• GOAL
Your task is to reproduce the material exactly.

• EXERCISE MATERIALS
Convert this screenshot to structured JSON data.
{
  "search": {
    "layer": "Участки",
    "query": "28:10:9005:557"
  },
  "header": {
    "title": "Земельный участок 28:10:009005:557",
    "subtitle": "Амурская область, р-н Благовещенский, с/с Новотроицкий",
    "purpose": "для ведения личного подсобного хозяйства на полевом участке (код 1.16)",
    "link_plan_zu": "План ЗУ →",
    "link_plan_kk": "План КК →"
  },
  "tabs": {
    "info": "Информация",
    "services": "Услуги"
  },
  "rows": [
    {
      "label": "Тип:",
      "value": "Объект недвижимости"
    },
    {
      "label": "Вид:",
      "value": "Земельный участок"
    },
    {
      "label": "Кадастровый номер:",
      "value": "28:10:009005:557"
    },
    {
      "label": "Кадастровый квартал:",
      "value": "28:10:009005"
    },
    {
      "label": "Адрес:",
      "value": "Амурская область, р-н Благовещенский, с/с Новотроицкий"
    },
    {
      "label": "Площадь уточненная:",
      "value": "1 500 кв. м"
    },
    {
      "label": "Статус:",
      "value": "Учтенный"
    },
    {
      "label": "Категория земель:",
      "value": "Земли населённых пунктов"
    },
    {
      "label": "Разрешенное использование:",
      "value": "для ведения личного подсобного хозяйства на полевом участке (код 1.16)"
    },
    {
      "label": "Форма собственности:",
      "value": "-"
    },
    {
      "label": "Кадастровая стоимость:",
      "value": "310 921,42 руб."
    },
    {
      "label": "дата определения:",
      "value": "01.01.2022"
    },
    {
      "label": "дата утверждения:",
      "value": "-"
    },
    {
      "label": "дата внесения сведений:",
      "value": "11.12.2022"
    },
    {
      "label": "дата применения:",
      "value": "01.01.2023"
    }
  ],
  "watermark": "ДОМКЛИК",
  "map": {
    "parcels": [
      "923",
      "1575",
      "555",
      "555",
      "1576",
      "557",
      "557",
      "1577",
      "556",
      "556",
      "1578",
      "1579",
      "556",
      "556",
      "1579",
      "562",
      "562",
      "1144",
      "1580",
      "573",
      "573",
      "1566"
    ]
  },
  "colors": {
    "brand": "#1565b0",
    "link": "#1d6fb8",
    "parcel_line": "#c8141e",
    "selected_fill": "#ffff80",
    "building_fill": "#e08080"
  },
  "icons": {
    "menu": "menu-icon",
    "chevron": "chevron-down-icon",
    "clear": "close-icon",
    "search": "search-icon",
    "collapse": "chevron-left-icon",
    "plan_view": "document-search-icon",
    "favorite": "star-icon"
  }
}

• RESPONSE
Convert this screenshot to structured JSON data.
{
  "search": {
    "layer": "Участки",
    "query": "28:10:9005:557"
  },
  "header": {
    "title": "Земельный участок 28:10:009005:557",
    "subtitle": "Амурская область, р-н Благовещенский, с/с Новотроицкий",
    "purpose": "для ведения личного подсобного хозяйства на полевом участке (код 1.16)",
    "link_plan_zu": "План ЗУ →",
    "link_plan_kk": "План КК →"
  },
  "tabs": {
    "info": "Информация",
    "services": "Услуги"
  },
  "rows": [
    {
      "label": "Тип:",
      "value": "Объект недвижимости"
    },
    {
      "label": "Вид:",
      "value": "Земельный участок"
    },
    {
      "label": "Кадастровый номер:",
      "value": "28:10:009005:557"
    },
    {
      "label": "Кадастровый квартал:",
      "value": "28:10:009005"
    },
    {
      "label": "Адрес:",
      "value": "Амурская область, р-н Благовещенский, с/с Новотроицкий"
    },
    {
      "label": "Площадь уточненная:",
      "value": "1 500 кв. м"
    },
    {
      "label": "Статус:",
      "value": "Учтенный"
    },
    {
      "label": "Категория земель:",
      "value": "Земли населённых пунктов"
    },
    {
      "label": "Разрешенное использование:",
      "value": "для ведения личного подсобного хозяйства на полевом участке (код 1.16)"
    },
    {
      "label": "Форма собственности:",
      "value": "-"
    },
    {
      "label": "Кадастровая стоимость:",
      "value": "310 921,42 руб."
    },
    {
      "label": "дата определения:",
      "value": "01.01.2022"
    },
    {
      "label": "дата утверждения:",
      "value": "-"
    },
    {
      "label": "дата внесения сведений:",
      "value": "11.12.2022"
    },
    {
      "label": "дата применения:",
      "value": "01.01.2023"
    }
  ],
  "watermark": "ДОМКЛИК",
  "map": {
    "parcels": [
      "923",
      "1575",
      "555",
      "555",
      "1576",
      "557",
      "557",
      "1577",
      "556",
      "556",
      "1578",
      "1579",
      "556",
      "556",
      "1579",
      "562",
      "562",
      "1144",
      "1580",
      "573",
      "573",
      "1566"
    ]
  },
  "colors": {
    "brand": "#1565b0",
    "link": "#1d6fb8",
    "parcel_line": "#c8141e",
    "selected_fill": "#ffff80",
    "building_fill": "#e08080"
  },
  "icons": {
    "menu": "menu-icon",
    "chevron": "chevron-down-icon",
    "clear": "close-icon",
    "search": "search-icon",
    "collapse": "chevron-left-icon",
    "plan_view": "document-search-icon",
    "favorite": "star-icon"
  }
}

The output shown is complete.